Brano da leggere:
Relazione al Codice Civile

(Relazione del Ministro Guardasigilli Dino Grandi al Codice Civile del 4 aprile 1942)

Massime relative all'art. 1786 Codice Civile

Cass. civ. n. 26887/2014

La società che fornisce il servizio di trasporto ferroviario in carrozza letto ha l'obbligo di provvedere alla custodia del bagaglio del viaggiatore con la diligenza qualificata dell'offerente imprenditore, e, dunque, di predisporre accorgimenti e cautele analoghi a quelli dell'albergatore, a cui è equiparato ai sensi dell'art. 1786 c.c., soprattutto ove non sia offerto un autonomo servizio di custodia dei valori e dei preziosi ed il viaggiatore debba portarli con sé nella propria carrozza letto. Ne consegue la disapplicazione delle disposizioni delle condizioni generali di trasporto che, onerando il viaggiatore in carrozza letto della sorveglianza di bagagli, vestiti ed oggetti di valore, lo equiparano al viaggiatore in carrozza ordinaria.

[Voci dei riquadri di delimitazione]
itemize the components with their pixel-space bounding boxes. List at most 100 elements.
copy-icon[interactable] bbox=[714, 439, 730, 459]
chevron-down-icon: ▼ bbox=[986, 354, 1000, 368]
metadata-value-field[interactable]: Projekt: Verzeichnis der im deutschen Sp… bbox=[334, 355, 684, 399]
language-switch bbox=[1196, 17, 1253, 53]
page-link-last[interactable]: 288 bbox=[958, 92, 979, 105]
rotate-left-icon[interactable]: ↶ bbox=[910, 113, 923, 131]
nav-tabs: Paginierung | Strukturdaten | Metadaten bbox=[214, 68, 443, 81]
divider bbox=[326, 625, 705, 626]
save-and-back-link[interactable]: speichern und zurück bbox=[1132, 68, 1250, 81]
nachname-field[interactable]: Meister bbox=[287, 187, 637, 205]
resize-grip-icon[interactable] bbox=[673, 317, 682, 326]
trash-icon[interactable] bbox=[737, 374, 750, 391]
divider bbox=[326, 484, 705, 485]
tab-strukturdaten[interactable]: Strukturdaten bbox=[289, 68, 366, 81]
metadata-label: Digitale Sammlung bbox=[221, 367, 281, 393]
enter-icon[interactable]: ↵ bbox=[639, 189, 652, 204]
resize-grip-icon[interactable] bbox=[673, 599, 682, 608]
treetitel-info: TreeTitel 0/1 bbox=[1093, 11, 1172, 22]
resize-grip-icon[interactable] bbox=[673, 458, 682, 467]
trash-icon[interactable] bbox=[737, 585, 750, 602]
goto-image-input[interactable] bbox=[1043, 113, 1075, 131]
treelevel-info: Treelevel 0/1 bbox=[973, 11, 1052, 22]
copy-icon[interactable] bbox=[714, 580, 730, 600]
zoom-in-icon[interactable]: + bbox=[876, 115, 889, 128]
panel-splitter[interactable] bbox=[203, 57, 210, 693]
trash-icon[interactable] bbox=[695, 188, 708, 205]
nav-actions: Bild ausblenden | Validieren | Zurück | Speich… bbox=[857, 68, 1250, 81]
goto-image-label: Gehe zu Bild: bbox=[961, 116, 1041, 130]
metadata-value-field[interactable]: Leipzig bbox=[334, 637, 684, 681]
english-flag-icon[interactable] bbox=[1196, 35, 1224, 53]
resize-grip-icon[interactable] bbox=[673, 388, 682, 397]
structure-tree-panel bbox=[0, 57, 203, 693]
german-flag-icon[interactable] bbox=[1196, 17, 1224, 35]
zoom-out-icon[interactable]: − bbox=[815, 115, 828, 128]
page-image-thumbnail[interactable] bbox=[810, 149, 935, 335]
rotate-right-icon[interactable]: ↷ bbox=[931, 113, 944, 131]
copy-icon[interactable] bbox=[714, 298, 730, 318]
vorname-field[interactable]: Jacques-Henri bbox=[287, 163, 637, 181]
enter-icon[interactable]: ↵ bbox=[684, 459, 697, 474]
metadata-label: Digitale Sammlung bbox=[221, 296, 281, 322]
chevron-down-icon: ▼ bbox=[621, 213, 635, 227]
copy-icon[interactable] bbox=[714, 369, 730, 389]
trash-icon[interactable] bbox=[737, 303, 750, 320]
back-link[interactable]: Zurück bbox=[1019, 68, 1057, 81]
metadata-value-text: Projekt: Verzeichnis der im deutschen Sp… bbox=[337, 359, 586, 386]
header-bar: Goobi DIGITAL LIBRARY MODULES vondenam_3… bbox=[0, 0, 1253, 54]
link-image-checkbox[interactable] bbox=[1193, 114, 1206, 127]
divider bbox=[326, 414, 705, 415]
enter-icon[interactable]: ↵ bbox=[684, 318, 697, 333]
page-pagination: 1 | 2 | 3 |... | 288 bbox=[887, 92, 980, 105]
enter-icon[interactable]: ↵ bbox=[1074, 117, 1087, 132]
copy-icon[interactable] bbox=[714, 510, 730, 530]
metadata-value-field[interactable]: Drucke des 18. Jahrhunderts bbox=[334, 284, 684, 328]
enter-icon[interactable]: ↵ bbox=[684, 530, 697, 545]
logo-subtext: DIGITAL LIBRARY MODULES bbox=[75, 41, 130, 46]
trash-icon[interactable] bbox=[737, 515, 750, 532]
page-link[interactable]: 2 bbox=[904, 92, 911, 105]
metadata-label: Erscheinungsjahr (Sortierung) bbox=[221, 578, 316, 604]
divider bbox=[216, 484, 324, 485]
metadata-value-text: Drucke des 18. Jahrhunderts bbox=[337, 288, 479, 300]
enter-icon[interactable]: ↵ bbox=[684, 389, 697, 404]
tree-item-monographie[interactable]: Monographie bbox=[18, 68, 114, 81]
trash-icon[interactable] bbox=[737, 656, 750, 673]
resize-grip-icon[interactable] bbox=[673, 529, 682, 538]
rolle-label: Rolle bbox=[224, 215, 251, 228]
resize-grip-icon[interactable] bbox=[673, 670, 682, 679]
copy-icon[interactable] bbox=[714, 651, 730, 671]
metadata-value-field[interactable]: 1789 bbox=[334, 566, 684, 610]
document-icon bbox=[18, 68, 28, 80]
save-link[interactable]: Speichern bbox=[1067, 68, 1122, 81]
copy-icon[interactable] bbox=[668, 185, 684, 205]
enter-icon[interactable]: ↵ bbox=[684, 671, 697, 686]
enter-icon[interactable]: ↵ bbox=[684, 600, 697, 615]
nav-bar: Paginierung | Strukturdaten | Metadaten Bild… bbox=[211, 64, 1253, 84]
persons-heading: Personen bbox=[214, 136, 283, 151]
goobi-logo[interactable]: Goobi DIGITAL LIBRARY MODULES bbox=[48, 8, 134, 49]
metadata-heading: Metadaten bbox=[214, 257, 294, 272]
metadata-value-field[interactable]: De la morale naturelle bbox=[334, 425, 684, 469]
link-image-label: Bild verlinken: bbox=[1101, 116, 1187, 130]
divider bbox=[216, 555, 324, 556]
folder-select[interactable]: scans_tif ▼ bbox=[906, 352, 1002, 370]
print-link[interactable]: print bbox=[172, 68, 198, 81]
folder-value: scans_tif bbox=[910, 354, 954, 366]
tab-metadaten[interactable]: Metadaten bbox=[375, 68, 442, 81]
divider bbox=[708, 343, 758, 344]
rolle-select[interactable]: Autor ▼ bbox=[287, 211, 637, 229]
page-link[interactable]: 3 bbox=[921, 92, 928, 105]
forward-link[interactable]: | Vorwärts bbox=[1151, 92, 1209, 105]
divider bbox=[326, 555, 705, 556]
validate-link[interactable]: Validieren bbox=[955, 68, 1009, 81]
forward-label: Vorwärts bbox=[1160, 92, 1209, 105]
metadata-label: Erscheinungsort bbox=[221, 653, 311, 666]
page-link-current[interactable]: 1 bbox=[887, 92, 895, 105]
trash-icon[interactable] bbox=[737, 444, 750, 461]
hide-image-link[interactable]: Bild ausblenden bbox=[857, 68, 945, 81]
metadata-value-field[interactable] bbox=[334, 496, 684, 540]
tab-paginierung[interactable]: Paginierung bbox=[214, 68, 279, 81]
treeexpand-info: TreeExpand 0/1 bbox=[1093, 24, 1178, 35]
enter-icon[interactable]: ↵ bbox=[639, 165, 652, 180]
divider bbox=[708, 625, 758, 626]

Compiti da svolgere:
**A)** Risponda alle domande seguenti sul brano relativo all'art. 1786 del Codice Civile, contrassegnando le risposte allo stesso modo:
(i) Chi è indicato come autore della relazione al Codice Civile?
(ii) Quale numero ha la sentenza della Cassazione civile riportata?
(iii) A quale figura è equiparata, ai sensi dell'art. 1786 c.c., la società che fornisce il servizio di trasporto ferroviario in carrozza letto?
**B)** Riprenda il brano relativo all'art. 1786 del Codice Civile e lo prosegua dopo l'ultima frase riportata.

Risposte ai compiti:
**A)**
(i) Il Ministro Guardasigilli Dino Grandi.
(ii) Cass. civ. n. 26887/2014.
(iii) All'albergatore.

**B)**
Cass. civ. n. 6866/1993

L'assimilazione dei campeggi turistici agli alberghi, ai sensi dell'art. 1786 c.c., ai fini dell'applicazione della disciplina del deposito in albergo dettata dagli artt. 1783 e seguenti c.c., con l'esclusione prevista dall'art. 1785 quinquies (introdotto dall'art. 3, L. 10 giugno 1978, n. 316), per i veicoli e le altre cose richiamate dalla norma in esame, viene meno allorché il campeggio venga utilizzato non quale luogo di permanenza del campeggiatore con la propria tenda o ruolotte, ma quale luogo di deposito di un determinato automezzo, affidato a tale limitato e determinato scopo, normalmente durante il periodo di chiusura stagionale, al proprietario o gestore del campeggio, nel cosiddetto rimessaggio invernale. Nella suddetta ipotesi, l'affidamento del mezzo dà luogo ad un contratto di deposito da cui deriva l'obbligo di custodirlo con la diligenza del buon padre di famiglia e di restituzione, con la conseguente applicabilità delle norme generali di cui agli artt. 1766 e seguenti, c.c. Pertanto, essendo inapplicabile la disciplina del deposito in albergo, compresa la norma di eccezione di cui all'art. 1785 quinquies, che esclude l'obbligo dell'albergatore di custodire e conservare i veicoli del cliente, deve considerarsi vessatoria e perciò inefficace se non approvata specificamente per iscritto, la clausola del regolamento del campeggio di esclusione della responsabilità del gestore in caso di furto dei veicoli o degli oggetti in essi contenuti.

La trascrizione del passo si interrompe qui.